[Image layout annotations]
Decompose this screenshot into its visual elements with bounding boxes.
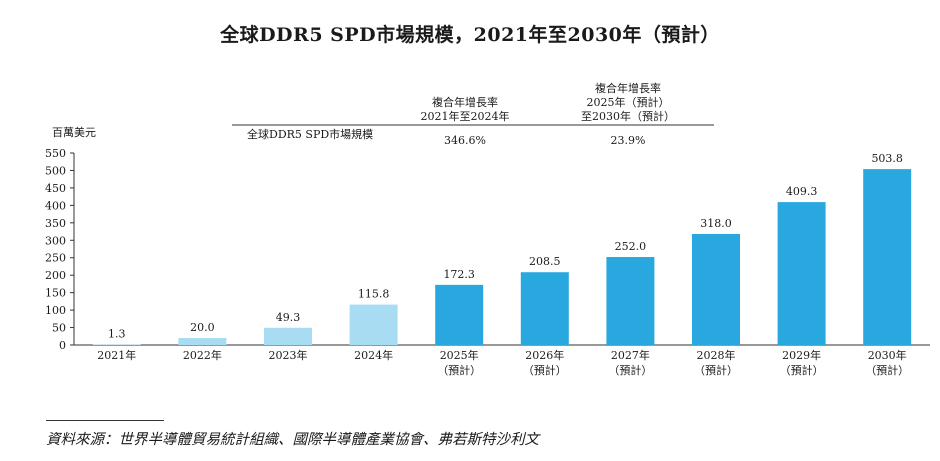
chart-title: 全球DDR5 SPD市場規模，2021年至2030年（預計） — [220, 24, 720, 46]
bar-value-label: 1.3 — [108, 328, 126, 341]
x-tick-label: 2025年 — [440, 348, 479, 362]
bar — [178, 338, 227, 345]
bar — [264, 327, 312, 345]
bar-value-label: 20.0 — [190, 321, 215, 334]
source-note: 資料來源：世界半導體貿易統計組織、國際半導體產業協會、弗若斯特沙利文 — [46, 432, 539, 448]
y-axis: 百萬美元 0 50 100 150 200 250 300 350 400 450 500 550 — [45, 126, 930, 352]
bar-value-label: 172.3 — [443, 268, 475, 281]
cagr-value: 346.6% — [444, 134, 486, 147]
x-tick-note: （預計） — [608, 363, 652, 377]
bar-value-label: 115.8 — [358, 288, 390, 301]
cagr-value: 23.9% — [611, 134, 646, 147]
x-tick-label: 2026年 — [525, 348, 564, 362]
y-tick-label: 200 — [45, 269, 66, 282]
x-tick-label: 2027年 — [611, 348, 650, 362]
y-tick-label: 450 — [45, 182, 66, 195]
bar-value-label: 503.8 — [871, 152, 903, 165]
bar-value-label: 208.5 — [529, 255, 561, 268]
x-tick-label: 2022年 — [183, 348, 222, 362]
y-tick-label: 500 — [45, 164, 66, 177]
x-tick-note: （預計） — [694, 363, 738, 377]
source-divider — [46, 420, 164, 421]
x-tick-label: 2030年 — [868, 348, 907, 362]
cagr-column-header: 至2030年（預計） — [581, 109, 675, 123]
y-tick-label: 300 — [45, 234, 66, 247]
x-tick-note: （預計） — [523, 363, 567, 377]
cagr-column-header: 2025年（預計） — [587, 95, 670, 109]
cagr-column-header: 複合年增長率 — [595, 81, 661, 95]
bar-value-label: 252.0 — [615, 240, 647, 253]
x-tick-label: 2024年 — [354, 348, 393, 362]
y-tick-label: 50 — [52, 322, 66, 335]
bar — [435, 284, 484, 345]
bar — [606, 257, 655, 345]
y-tick-label: 400 — [45, 199, 66, 212]
x-tick-label: 2028年 — [697, 348, 736, 362]
y-tick-label: 0 — [59, 339, 66, 352]
x-tick-label: 2023年 — [269, 348, 308, 362]
bar — [692, 233, 740, 345]
bars: 1.3 2021年 20.0 2022年 49.3 2023年 115.8 2024年 172.… — [92, 152, 912, 377]
bar — [520, 272, 569, 345]
y-tick-label: 250 — [45, 252, 66, 265]
bar-value-label: 318.0 — [700, 217, 732, 230]
bar-value-label: 409.3 — [786, 185, 818, 198]
x-tick-label: 2029年 — [782, 348, 821, 362]
cagr-column-header: 2021年至2024年 — [421, 109, 510, 123]
y-tick-label: 100 — [45, 304, 66, 317]
x-tick-note: （預計） — [865, 363, 909, 377]
bar — [863, 169, 912, 345]
bar — [349, 304, 398, 345]
x-tick-label: 2021年 — [97, 348, 136, 362]
cagr-table: 全球DDR5 SPD市場規模複合年增長率2021年至2024年346.6%複合年… — [232, 81, 714, 147]
x-tick-note: （預計） — [437, 363, 481, 377]
cagr-row-label: 全球DDR5 SPD市場規模 — [247, 127, 373, 141]
y-tick-label: 550 — [45, 147, 66, 160]
bar-value-label: 49.3 — [276, 311, 301, 324]
y-tick-label: 150 — [45, 287, 66, 300]
x-tick-note: （預計） — [780, 363, 824, 377]
y-axis-label: 百萬美元 — [52, 126, 96, 139]
bar — [777, 202, 826, 345]
y-tick-label: 350 — [45, 217, 66, 230]
cagr-column-header: 複合年增長率 — [432, 95, 498, 109]
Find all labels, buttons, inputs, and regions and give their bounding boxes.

### Problem details
Change every "bar-value-label" in the data to "data-label" and write the data out again with nothing else altered. Leave out the pictures.

### Response to the exercise
Decompose this screenshot into its visual elements with bounding boxes.
chart-title: 全球DDR5 SPD市場規模，2021年至2030年（預計） — [220, 24, 720, 46]
data-label: 1.3 — [108, 328, 126, 341]
x-tick-label: 2025年 — [440, 348, 479, 362]
bar — [178, 338, 227, 345]
bar — [264, 327, 312, 345]
data-label: 20.0 — [190, 321, 215, 334]
source-note: 資料來源：世界半導體貿易統計組織、國際半導體產業協會、弗若斯特沙利文 — [46, 432, 539, 448]
y-axis: 百萬美元 0 50 100 150 200 250 300 350 400 450 500 550 — [45, 126, 930, 352]
data-label: 172.3 — [443, 268, 475, 281]
cagr-value: 346.6% — [444, 134, 486, 147]
x-tick-note: （預計） — [608, 363, 652, 377]
data-label: 115.8 — [358, 288, 390, 301]
cagr-value: 23.9% — [611, 134, 646, 147]
x-tick-label: 2026年 — [525, 348, 564, 362]
y-tick-label: 200 — [45, 269, 66, 282]
x-tick-label: 2027年 — [611, 348, 650, 362]
y-tick-label: 450 — [45, 182, 66, 195]
data-label: 503.8 — [871, 152, 903, 165]
data-label: 208.5 — [529, 255, 561, 268]
x-tick-label: 2022年 — [183, 348, 222, 362]
y-tick-label: 500 — [45, 164, 66, 177]
x-tick-note: （預計） — [694, 363, 738, 377]
source-divider — [46, 420, 164, 421]
x-tick-label: 2030年 — [868, 348, 907, 362]
cagr-column-header: 至2030年（預計） — [581, 109, 675, 123]
y-tick-label: 300 — [45, 234, 66, 247]
x-tick-note: （預計） — [523, 363, 567, 377]
cagr-column-header: 2025年（預計） — [587, 95, 670, 109]
cagr-column-header: 複合年增長率 — [595, 81, 661, 95]
data-label: 252.0 — [615, 240, 647, 253]
x-tick-label: 2024年 — [354, 348, 393, 362]
y-tick-label: 50 — [52, 322, 66, 335]
bar — [435, 284, 484, 345]
bar — [606, 257, 655, 345]
y-tick-label: 400 — [45, 199, 66, 212]
x-tick-label: 2028年 — [697, 348, 736, 362]
y-tick-label: 0 — [59, 339, 66, 352]
x-tick-label: 2023年 — [269, 348, 308, 362]
bar — [692, 233, 740, 345]
bars: 1.3 2021年 20.0 2022年 49.3 2023年 115.8 2024年 172.… — [92, 152, 912, 377]
bar — [520, 272, 569, 345]
y-tick-label: 250 — [45, 252, 66, 265]
data-label: 318.0 — [700, 217, 732, 230]
data-label: 409.3 — [786, 185, 818, 198]
x-tick-label: 2029年 — [782, 348, 821, 362]
cagr-column-header: 2021年至2024年 — [421, 109, 510, 123]
y-tick-label: 100 — [45, 304, 66, 317]
x-tick-note: （預計） — [865, 363, 909, 377]
bar — [863, 169, 912, 345]
bar — [349, 304, 398, 345]
x-tick-label: 2021年 — [97, 348, 136, 362]
cagr-table: 全球DDR5 SPD市場規模複合年增長率2021年至2024年346.6%複合年… — [232, 81, 714, 147]
x-tick-note: （預計） — [437, 363, 481, 377]
cagr-row-label: 全球DDR5 SPD市場規模 — [247, 127, 373, 141]
y-tick-label: 550 — [45, 147, 66, 160]
data-label: 49.3 — [276, 311, 301, 324]
y-tick-label: 150 — [45, 287, 66, 300]
x-tick-note: （預計） — [780, 363, 824, 377]
y-axis-label: 百萬美元 — [52, 126, 96, 139]
bar — [777, 202, 826, 345]
y-tick-label: 350 — [45, 217, 66, 230]
cagr-column-header: 複合年增長率 — [432, 95, 498, 109]
Find all labels, buttons, inputs, and regions and give their bounding boxes.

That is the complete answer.